-- START Extract to read --

The media has been headlining the affordability of housing and trumpeting vested interest solutions.  Solutions offering increased access to money through superannuation, stamp duty and first home owner grants have historically increased the cost of housing.  Excited first home owners will throw what ever money they can access to get into the market.

We have seen most government’s stream line planning permissions to try and drive increased supply.  This approach seeks to flood the market. However, the Council planning charges are the same, the land price is the same, and building costs can’t decrease based on materials or labour.  On top of this lenders don’t like risk, they won’t lend on too many developments in a small area.

Then there is a subtle influence from the unconscious vested interests of current home owners.  The policy making politicians and public servants, want their own properties to increase in value over time creating their future wealth.  They want housing to grow a little more slowly and first home owners to catch up with the market, rather than see their net worth change significantly.

The banks have a very strong vested interest.  Their business is lending for housing.  If the value of the property were worth less than the loan, this would cause a world of pain for Australia.  They have stringent controls in place to prevent this occurring.

Trying to increase access to money for first home buyers or increase supply hasn’t worked.  So the policy makers have turned to the other side of equation: demand.  Can they identify who is driving demand and slow them down?  The media has identified foreign buyers, who are mainly from China, and investors.

-- END Extract to read --
-- START Rows --

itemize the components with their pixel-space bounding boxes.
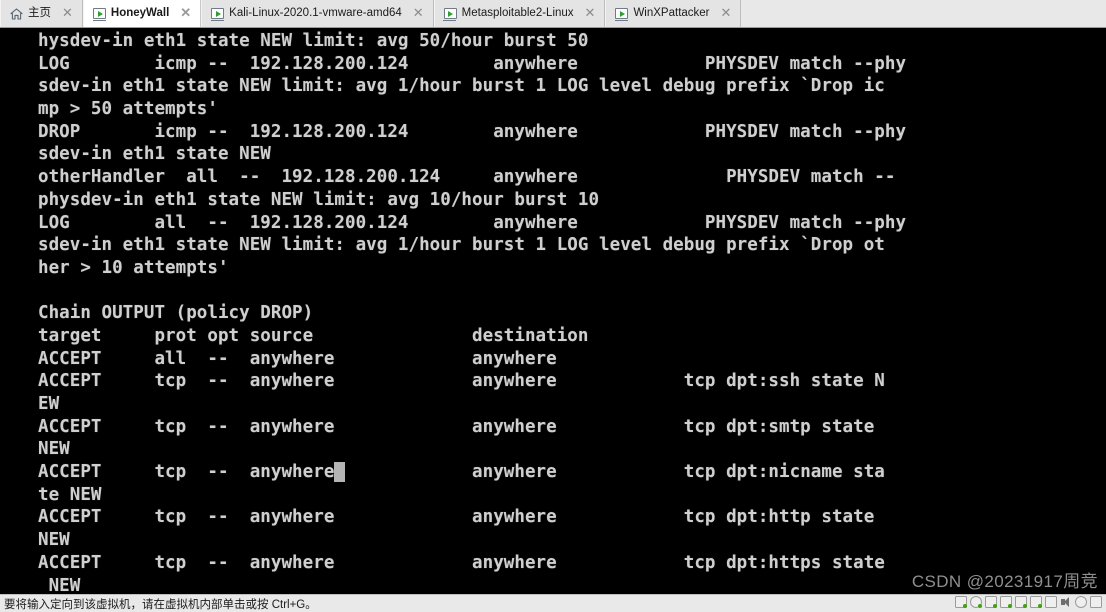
tab-close-icon[interactable]: ✕: [60, 6, 75, 21]
display-icon[interactable]: [1075, 596, 1087, 608]
tab-label: Kali-Linux-2020.1-vmware-amd64: [229, 6, 402, 19]
printer-icon[interactable]: [1045, 596, 1057, 608]
tab-4[interactable]: WinXPattacker ✕: [605, 0, 742, 27]
terminal-line: physdev-in eth1 state NEW limit: avg 10/…: [38, 189, 600, 210]
status-hint-text: 要将输入定向到该虚拟机，请在虚拟机内部单击或按 Ctrl+G。: [4, 598, 317, 611]
device-connected-indicator: [978, 604, 982, 608]
terminal-line: DROP icmp -- 192.128.200.124 anywhere PH…: [38, 121, 907, 142]
terminal-output: hysdev-in eth1 state NEW limit: avg 50/h…: [38, 30, 906, 594]
terminal-line-text: ACCEPT tcp -- anywhere: [38, 462, 335, 483]
vm-icon: [443, 8, 457, 21]
terminal-line: te NEW: [38, 484, 102, 505]
device-status-tray: [955, 596, 1102, 608]
terminal-line: LOG icmp -- 192.128.200.124 anywhere PHY…: [38, 53, 907, 74]
tab-1[interactable]: HoneyWall ✕: [82, 0, 202, 27]
tab-label: 主页: [28, 6, 51, 19]
terminal-line: target prot opt source destination: [38, 325, 589, 346]
terminal-line: EW: [38, 394, 60, 414]
terminal-line: NEW: [38, 439, 70, 460]
watermark-text: CSDN @20231917周竞: [911, 572, 1098, 591]
device-connected-indicator: [993, 604, 997, 608]
terminal-line-text: anywhere tcp dpt:nicname sta: [345, 462, 885, 483]
tab-label: WinXPattacker: [633, 6, 710, 19]
home-icon: [10, 7, 23, 20]
sound-icon[interactable]: [1060, 596, 1072, 608]
hard-disk-icon[interactable]: [955, 596, 967, 608]
text-cursor: [334, 462, 345, 483]
device-connected-indicator: [963, 604, 967, 608]
terminal-line: sdev-in eth1 state NEW: [38, 144, 271, 165]
device-connected-indicator: [1023, 604, 1027, 608]
network-adapter-icon[interactable]: [985, 596, 997, 608]
terminal-line: otherHandler all -- 192.128.200.124 anyw…: [38, 167, 896, 188]
terminal-line: sdev-in eth1 state NEW limit: avg 1/hour…: [38, 235, 885, 256]
tab-3[interactable]: Metasploitable2-Linux ✕: [433, 0, 606, 27]
terminal-line: ACCEPT tcp -- anywhere anywhere tcp dpt:…: [38, 416, 875, 437]
terminal-line: LOG all -- 192.128.200.124 anywhere PHYS…: [38, 212, 907, 233]
terminal-line: ACCEPT tcp -- anywhere anywhere tcp dpt:…: [38, 371, 885, 392]
tab-close-icon[interactable]: ✕: [583, 6, 598, 21]
tab-close-icon[interactable]: ✕: [178, 6, 193, 21]
tab-label: Metasploitable2-Linux: [461, 6, 574, 19]
vm-console-screen[interactable]: hysdev-in eth1 state NEW limit: avg 50/h…: [0, 28, 1106, 594]
terminal-line: Chain OUTPUT (policy DROP): [38, 303, 314, 324]
terminal-line: her > 10 attempts': [38, 257, 229, 278]
vmware-workstation-window: 主页 ✕ HoneyWall ✕ Kali-Linux-2020.1-vmware-am…: [0, 0, 1106, 612]
usb-icon[interactable]: [1030, 596, 1042, 608]
terminal-line: NEW: [38, 575, 81, 595]
shared-folders-icon[interactable]: [1090, 596, 1102, 608]
terminal-line: NEW: [38, 530, 70, 551]
network-adapter-3-icon[interactable]: [1015, 596, 1027, 608]
terminal-line: ACCEPT tcp -- anywhere anywhere tcp dpt:…: [38, 552, 885, 573]
tab-2[interactable]: Kali-Linux-2020.1-vmware-amd64 ✕: [201, 0, 434, 27]
tab-close-icon[interactable]: ✕: [411, 6, 426, 21]
device-connected-indicator: [1008, 604, 1012, 608]
tab-label: HoneyWall: [110, 6, 170, 19]
vm-icon: [210, 8, 225, 21]
terminal-line: ACCEPT tcp -- anywhere anywhere tcp dpt:…: [38, 507, 875, 528]
vm-icon: [92, 8, 106, 21]
terminal-line: ACCEPT all -- anywhere anywhere: [38, 348, 557, 369]
tab-close-icon[interactable]: ✕: [719, 6, 734, 21]
cd-dvd-icon[interactable]: [970, 596, 982, 608]
device-connected-indicator: [1038, 604, 1042, 608]
network-adapter-2-icon[interactable]: [1000, 596, 1012, 608]
tab-0[interactable]: 主页 ✕: [0, 0, 83, 27]
vm-icon: [615, 8, 629, 21]
terminal-line: sdev-in eth1 state NEW limit: avg 1/hour…: [38, 76, 885, 97]
tab-bar: 主页 ✕ HoneyWall ✕ Kali-Linux-2020.1-vmware-am…: [0, 0, 1106, 28]
status-bar: 要将输入定向到该虚拟机，请在虚拟机内部单击或按 Ctrl+G。: [0, 594, 1106, 612]
terminal-line: hysdev-in eth1 state NEW limit: avg 50/h…: [38, 31, 589, 51]
terminal-line: mp > 50 attempts': [38, 99, 218, 120]
terminal-line: ACCEPT tcp -- anywhere anywhere tcp dpt:…: [38, 461, 906, 484]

-- END Rows --

Problem set:
**a)** Return the passage from the housing affordability text starting with "The banks have" and going on through "China, and investors.", copied word for word.
**b)** Supply the next part of the housing affordability text, picking up after its final sentence.

Written responses:
**a)**
The banks have a very strong vested interest.  Their business is lending for housing.  If the value of the property were worth less than the loan, this would cause a world of pain for Australia.  They have stringent controls in place to prevent this occurring.

Trying to increase access to money for first home buyers or increase supply hasn’t worked.  So the policy makers have turned to the other side of equation: demand.  Can they identify who is driving demand and slow them down?  The media has identified foreign buyers, who are mainly from China, and investors.

**b)**
Foreign investors now face increased stamp duties in most states and territories.  This has had little impact so far.  However, the economic benefits of doing business with China are huge and form a vested interest.

Both NSW and Victoria are embarking on huge infrastructure spending based, in part, on reaping huge stamp duty profits from domestic and foreign buyers.  The Federal Government is increasing visa access for the Chinese to support our international education sector.  It was worth about $7B to NSW and $5B to Victoria in 2015.  Influencing Chinese demand for property while benefitting from their spending is a sensitive issue.

Foreign government policy can also influence this group.  Beijing has announced it will enforce its ban on money for foreign property investment from 1st July 2017.   Many Chinese banks fell into line from the 1st January 2017.  If they impose this restriction and it is effective, what will that mean for the Australian property market?  We don’t want to even think about it.

Secondly, investors have been targeted.   Home owners with equity are buying investment properties in large numbers.  In a bid to calm this APRA have just introduced their second set of restrictions on lending to investors in two years.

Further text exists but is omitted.